> **Work to do**:
Print the entire listing. Each line must match the original exactly.

> **Supplied information**:

_ _ _

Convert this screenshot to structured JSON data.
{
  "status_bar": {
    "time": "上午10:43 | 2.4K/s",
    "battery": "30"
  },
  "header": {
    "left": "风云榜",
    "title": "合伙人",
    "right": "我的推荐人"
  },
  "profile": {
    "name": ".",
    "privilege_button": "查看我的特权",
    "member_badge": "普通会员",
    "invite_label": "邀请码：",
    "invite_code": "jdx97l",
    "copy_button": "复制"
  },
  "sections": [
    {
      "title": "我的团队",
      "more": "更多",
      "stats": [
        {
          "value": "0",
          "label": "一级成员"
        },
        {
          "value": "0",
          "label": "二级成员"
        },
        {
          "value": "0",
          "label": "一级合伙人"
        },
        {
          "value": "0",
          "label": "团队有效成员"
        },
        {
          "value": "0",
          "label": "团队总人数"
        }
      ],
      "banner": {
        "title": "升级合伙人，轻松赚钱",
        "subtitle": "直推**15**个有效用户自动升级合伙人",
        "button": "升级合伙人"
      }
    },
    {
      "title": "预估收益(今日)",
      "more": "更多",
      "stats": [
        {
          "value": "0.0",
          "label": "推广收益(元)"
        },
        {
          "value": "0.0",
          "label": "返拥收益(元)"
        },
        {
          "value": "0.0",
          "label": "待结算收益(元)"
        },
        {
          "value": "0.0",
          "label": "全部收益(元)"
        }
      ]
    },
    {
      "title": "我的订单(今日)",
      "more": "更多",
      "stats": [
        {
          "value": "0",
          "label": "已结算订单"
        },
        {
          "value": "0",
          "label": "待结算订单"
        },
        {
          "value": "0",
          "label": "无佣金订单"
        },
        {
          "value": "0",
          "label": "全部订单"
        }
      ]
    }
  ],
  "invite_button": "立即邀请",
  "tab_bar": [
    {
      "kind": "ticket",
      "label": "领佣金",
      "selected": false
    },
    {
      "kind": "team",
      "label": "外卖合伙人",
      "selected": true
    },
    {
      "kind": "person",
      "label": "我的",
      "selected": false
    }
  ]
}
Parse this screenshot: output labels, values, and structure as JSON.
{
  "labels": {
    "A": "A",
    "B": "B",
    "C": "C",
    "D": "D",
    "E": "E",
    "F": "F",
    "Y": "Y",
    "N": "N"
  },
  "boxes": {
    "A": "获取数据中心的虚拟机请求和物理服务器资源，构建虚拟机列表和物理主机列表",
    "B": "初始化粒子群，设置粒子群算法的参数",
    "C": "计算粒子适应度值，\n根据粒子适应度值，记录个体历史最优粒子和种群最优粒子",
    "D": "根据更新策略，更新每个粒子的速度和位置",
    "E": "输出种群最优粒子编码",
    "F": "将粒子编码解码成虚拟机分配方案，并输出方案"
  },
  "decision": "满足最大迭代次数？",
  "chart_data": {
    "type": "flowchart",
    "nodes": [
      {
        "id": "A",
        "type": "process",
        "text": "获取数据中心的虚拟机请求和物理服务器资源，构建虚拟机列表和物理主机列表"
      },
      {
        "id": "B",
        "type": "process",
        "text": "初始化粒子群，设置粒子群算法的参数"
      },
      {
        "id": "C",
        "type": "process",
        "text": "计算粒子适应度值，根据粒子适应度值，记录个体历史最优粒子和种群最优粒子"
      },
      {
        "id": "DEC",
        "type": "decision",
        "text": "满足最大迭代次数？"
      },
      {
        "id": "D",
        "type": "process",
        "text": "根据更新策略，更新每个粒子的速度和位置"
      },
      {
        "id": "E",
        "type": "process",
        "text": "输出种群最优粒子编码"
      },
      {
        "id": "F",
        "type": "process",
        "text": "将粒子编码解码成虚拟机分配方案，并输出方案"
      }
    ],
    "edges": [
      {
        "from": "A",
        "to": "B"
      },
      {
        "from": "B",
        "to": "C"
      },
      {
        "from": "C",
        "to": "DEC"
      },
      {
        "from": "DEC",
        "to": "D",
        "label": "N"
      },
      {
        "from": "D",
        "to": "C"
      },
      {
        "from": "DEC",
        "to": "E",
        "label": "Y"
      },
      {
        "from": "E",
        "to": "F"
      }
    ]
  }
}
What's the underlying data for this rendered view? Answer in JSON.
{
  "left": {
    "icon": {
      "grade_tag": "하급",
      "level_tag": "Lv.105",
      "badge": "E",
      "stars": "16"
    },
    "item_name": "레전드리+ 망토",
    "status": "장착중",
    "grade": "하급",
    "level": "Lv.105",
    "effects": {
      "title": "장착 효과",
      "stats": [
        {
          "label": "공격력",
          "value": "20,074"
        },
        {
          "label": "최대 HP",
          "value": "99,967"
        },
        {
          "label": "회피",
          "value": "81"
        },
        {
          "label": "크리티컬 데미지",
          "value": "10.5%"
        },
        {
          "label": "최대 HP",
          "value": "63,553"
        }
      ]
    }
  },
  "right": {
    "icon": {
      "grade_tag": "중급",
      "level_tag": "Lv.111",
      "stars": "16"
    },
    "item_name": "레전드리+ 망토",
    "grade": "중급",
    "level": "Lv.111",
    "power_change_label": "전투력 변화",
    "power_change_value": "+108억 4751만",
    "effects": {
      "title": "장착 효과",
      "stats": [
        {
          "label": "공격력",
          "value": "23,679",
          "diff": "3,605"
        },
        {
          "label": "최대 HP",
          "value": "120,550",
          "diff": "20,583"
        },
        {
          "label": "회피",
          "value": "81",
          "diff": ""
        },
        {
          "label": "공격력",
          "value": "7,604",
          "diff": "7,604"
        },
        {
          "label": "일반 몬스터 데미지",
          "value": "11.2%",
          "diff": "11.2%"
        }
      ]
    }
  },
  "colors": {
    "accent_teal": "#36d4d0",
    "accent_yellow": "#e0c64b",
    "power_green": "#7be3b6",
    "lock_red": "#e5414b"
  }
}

_ _ _

> **Worked solution**:
Convert this screenshot to structured JSON data.
{
  "status_bar": {
    "time": "上午10:43 | 2.4K/s",
    "battery": "30"
  },
  "header": {
    "left": "风云榜",
    "title": "合伙人",
    "right": "我的推荐人"
  },
  "profile": {
    "name": ".",
    "privilege_button": "查看我的特权",
    "member_badge": "普通会员",
    "invite_label": "邀请码：",
    "invite_code": "jdx97l",
    "copy_button": "复制"
  },
  "sections": [
    {
      "title": "我的团队",
      "more": "更多",
      "stats": [
        {
          "value": "0",
          "label": "一级成员"
        },
        {
          "value": "0",
          "label": "二级成员"
        },
        {
          "value": "0",
          "label": "一级合伙人"
        },
        {
          "value": "0",
          "label": "团队有效成员"
        },
        {
          "value": "0",
          "label": "团队总人数"
        }
      ],
      "banner": {
        "title": "升级合伙人，轻松赚钱",
        "subtitle": "直推**15**个有效用户自动升级合伙人",
        "button": "升级合伙人"
      }
    },
    {
      "title": "预估收益(今日)",
      "more": "更多",
      "stats": [
        {
          "value": "0.0",
          "label": "推广收益(元)"
        },
        {
          "value": "0.0",
          "label": "返拥收益(元)"
        },
        {
          "value": "0.0",
          "label": "待结算收益(元)"
        },
        {
          "value": "0.0",
          "label": "全部收益(元)"
        }
      ]
    },
    {
      "title": "我的订单(今日)",
      "more": "更多",
      "stats": [
        {
          "value": "0",
          "label": "已结算订单"
        },
        {
          "value": "0",
          "label": "待结算订单"
        },
        {
          "value": "0",
          "label": "无佣金订单"
        },
        {
          "value": "0",
          "label": "全部订单"
        }
      ]
    }
  ],
  "invite_button": "立即邀请",
  "tab_bar": [
    {
      "kind": "ticket",
      "label": "领佣金",
      "selected": false
    },
    {
      "kind": "team",
      "label": "外卖合伙人",
      "selected": true
    },
    {
      "kind": "person",
      "label": "我的",
      "selected": false
    }
  ]
}
Parse this screenshot: output labels, values, and structure as JSON.
{
  "labels": {
    "A": "A",
    "B": "B",
    "C": "C",
    "D": "D",
    "E": "E",
    "F": "F",
    "Y": "Y",
    "N": "N"
  },
  "boxes": {
    "A": "获取数据中心的虚拟机请求和物理服务器资源，构建虚拟机列表和物理主机列表",
    "B": "初始化粒子群，设置粒子群算法的参数",
    "C": "计算粒子适应度值，\n根据粒子适应度值，记录个体历史最优粒子和种群最优粒子",
    "D": "根据更新策略，更新每个粒子的速度和位置",
    "E": "输出种群最优粒子编码",
    "F": "将粒子编码解码成虚拟机分配方案，并输出方案"
  },
  "decision": "满足最大迭代次数？",
  "chart_data": {
    "type": "flowchart",
    "nodes": [
      {
        "id": "A",
        "type": "process",
        "text": "获取数据中心的虚拟机请求和物理服务器资源，构建虚拟机列表和物理主机列表"
      },
      {
        "id": "B",
        "type": "process",
        "text": "初始化粒子群，设置粒子群算法的参数"
      },
      {
        "id": "C",
        "type": "process",
        "text": "计算粒子适应度值，根据粒子适应度值，记录个体历史最优粒子和种群最优粒子"
      },
      {
        "id": "DEC",
        "type": "decision",
        "text": "满足最大迭代次数？"
      },
      {
        "id": "D",
        "type": "process",
        "text": "根据更新策略，更新每个粒子的速度和位置"
      },
      {
        "id": "E",
        "type": "process",
        "text": "输出种群最优粒子编码"
      },
      {
        "id": "F",
        "type": "process",
        "text": "将粒子编码解码成虚拟机分配方案，并输出方案"
      }
    ],
    "edges": [
      {
        "from": "A",
        "to": "B"
      },
      {
        "from": "B",
        "to": "C"
      },
      {
        "from": "C",
        "to": "DEC"
      },
      {
        "from": "DEC",
        "to": "D",
        "label": "N"
      },
      {
        "from": "D",
        "to": "C"
      },
      {
        "from": "DEC",
        "to": "E",
        "label": "Y"
      },
      {
        "from": "E",
        "to": "F"
      }
    ]
  }
}
What's the underlying data for this rendered view? Answer in JSON.
{
  "left": {
    "icon": {
      "grade_tag": "하급",
      "level_tag": "Lv.105",
      "badge": "E",
      "stars": "16"
    },
    "item_name": "레전드리+ 망토",
    "status": "장착중",
    "grade": "하급",
    "level": "Lv.105",
    "effects": {
      "title": "장착 효과",
      "stats": [
        {
          "label": "공격력",
          "value": "20,074"
        },
        {
          "label": "최대 HP",
          "value": "99,967"
        },
        {
          "label": "회피",
          "value": "81"
        },
        {
          "label": "크리티컬 데미지",
          "value": "10.5%"
        },
        {
          "label": "최대 HP",
          "value": "63,553"
        }
      ]
    }
  },
  "right": {
    "icon": {
      "grade_tag": "중급",
      "level_tag": "Lv.111",
      "stars": "16"
    },
    "item_name": "레전드리+ 망토",
    "grade": "중급",
    "level": "Lv.111",
    "power_change_label": "전투력 변화",
    "power_change_value": "+108억 4751만",
    "effects": {
      "title": "장착 효과",
      "stats": [
        {
          "label": "공격력",
          "value": "23,679",
          "diff": "3,605"
        },
        {
          "label": "최대 HP",
          "value": "120,550",
          "diff": "20,583"
        },
        {
          "label": "회피",
          "value": "81",
          "diff": ""
        },
        {
          "label": "공격력",
          "value": "7,604",
          "diff": "7,604"
        },
        {
          "label": "일반 몬스터 데미지",
          "value": "11.2%",
          "diff": "11.2%"
        }
      ]
    }
  },
  "colors": {
    "accent_teal": "#36d4d0",
    "accent_yellow": "#e0c64b",
    "power_green": "#7be3b6",
    "lock_red": "#e5414b"
  }
}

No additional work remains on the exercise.